== Goal ==
Return each line of the listing below, unchanged, and omit the images.

== Input material ==

((

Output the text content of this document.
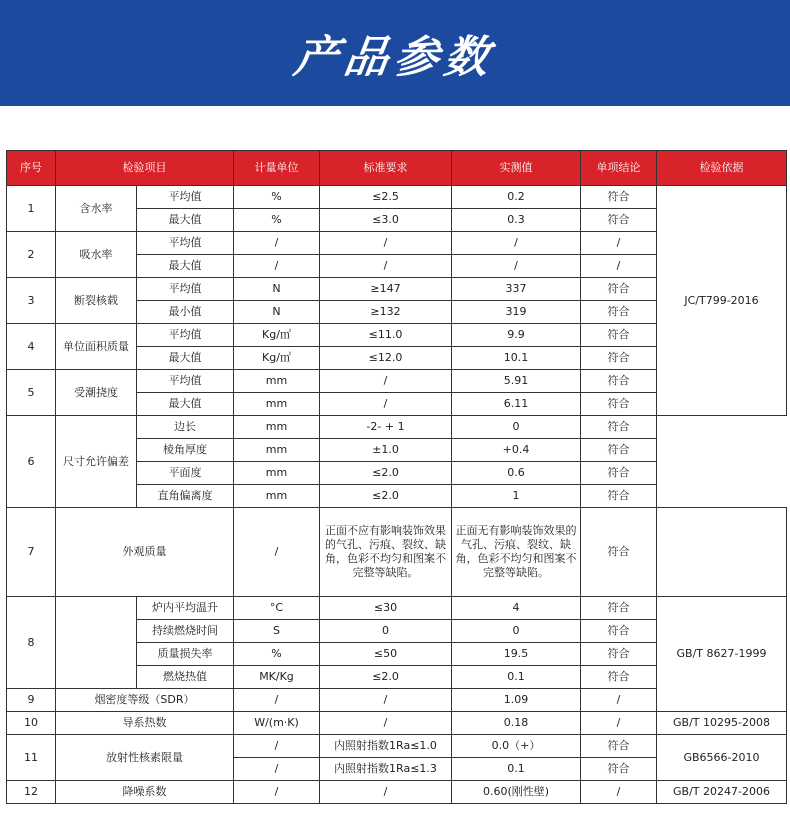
产品参数
序号	检验项目		计量单位	标准要求	实测值	单项结论	检验依据
1	含水率	平均值	%	≤2.5	0.2	符合	JC/T799-2016
		最大值	%	≤3.0	0.3	符合	
2	吸水率	平均值	/	/	/	/	
		最大值	/	/	/	/	
3	断裂核载	平均值	N	≥147	337	符合	
		最小值	N	≥132	319	符合	
4	单位面积质量	平均值	Kg/㎡	≤11.0	9.9	符合	
		最大值	Kg/㎡	≤12.0	10.1	符合	
5	受潮挠度	平均值	mm	/	5.91	符合	
		最大值	mm	/	6.11	符合	
6	尺寸允许偏差	边长	mm	-2- + 1	0	符合	
		棱角厚度	mm	±1.0	+0.4	符合	
		平面度	mm	≤2.0	0.6	符合	
		直角偏离度	mm	≤2.0	1	符合	
7	外观质量		/	正面不应有影响装饰效果的气孔、污痕、裂纹、缺角，色彩不均匀和图案不完整等缺陷。	正面无有影响装饰效果的气孔、污痕、裂纹、缺角，色彩不均匀和图案不完整等缺陷。	符合	
8		炉内平均温升	°C	≤30	4	符合	GB/T 8627-1999
		持续燃烧时间	S	0	0	符合	
		质量损失率	%	≤50	19.5	符合	
		燃烧热值	MK/Kg	≤2.0	0.1	符合	
9	烟密度等级（SDR）		/	/	1.09	/	
10	导系热数		W/(m·K)	/	0.18	/	GB/T 10295-2008
11	放射性核素限量		/	内照射指数1Ra≤1.0	0.0（+）	符合	GB6566-2010
			/	内照射指数1Ra≤1.3	0.1	符合	
12	降噪系数		/	/	0.60(刚性壁)	/	GB/T 20247-2006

))

== Answer to this problem ==
Output the text content of this document.
产品参数
序号	检验项目		计量单位	标准要求	实测值	单项结论	检验依据
1	含水率	平均值	%	≤2.5	0.2	符合	JC/T799-2016
		最大值	%	≤3.0	0.3	符合	
2	吸水率	平均值	/	/	/	/	
		最大值	/	/	/	/	
3	断裂核载	平均值	N	≥147	337	符合	
		最小值	N	≥132	319	符合	
4	单位面积质量	平均值	Kg/㎡	≤11.0	9.9	符合	
		最大值	Kg/㎡	≤12.0	10.1	符合	
5	受潮挠度	平均值	mm	/	5.91	符合	
		最大值	mm	/	6.11	符合	
6	尺寸允许偏差	边长	mm	-2- + 1	0	符合	
		棱角厚度	mm	±1.0	+0.4	符合	
		平面度	mm	≤2.0	0.6	符合	
		直角偏离度	mm	≤2.0	1	符合	
7	外观质量		/	正面不应有影响装饰效果的气孔、污痕、裂纹、缺角，色彩不均匀和图案不完整等缺陷。	正面无有影响装饰效果的气孔、污痕、裂纹、缺角，色彩不均匀和图案不完整等缺陷。	符合	
8		炉内平均温升	°C	≤30	4	符合	GB/T 8627-1999
		持续燃烧时间	S	0	0	符合	
		质量损失率	%	≤50	19.5	符合	
		燃烧热值	MK/Kg	≤2.0	0.1	符合	
9	烟密度等级（SDR）		/	/	1.09	/	
10	导系热数		W/(m·K)	/	0.18	/	GB/T 10295-2008
11	放射性核素限量		/	内照射指数1Ra≤1.0	0.0（+）	符合	GB6566-2010
			/	内照射指数1Ra≤1.3	0.1	符合	
12	降噪系数		/	/	0.60(刚性壁)	/	GB/T 20247-2006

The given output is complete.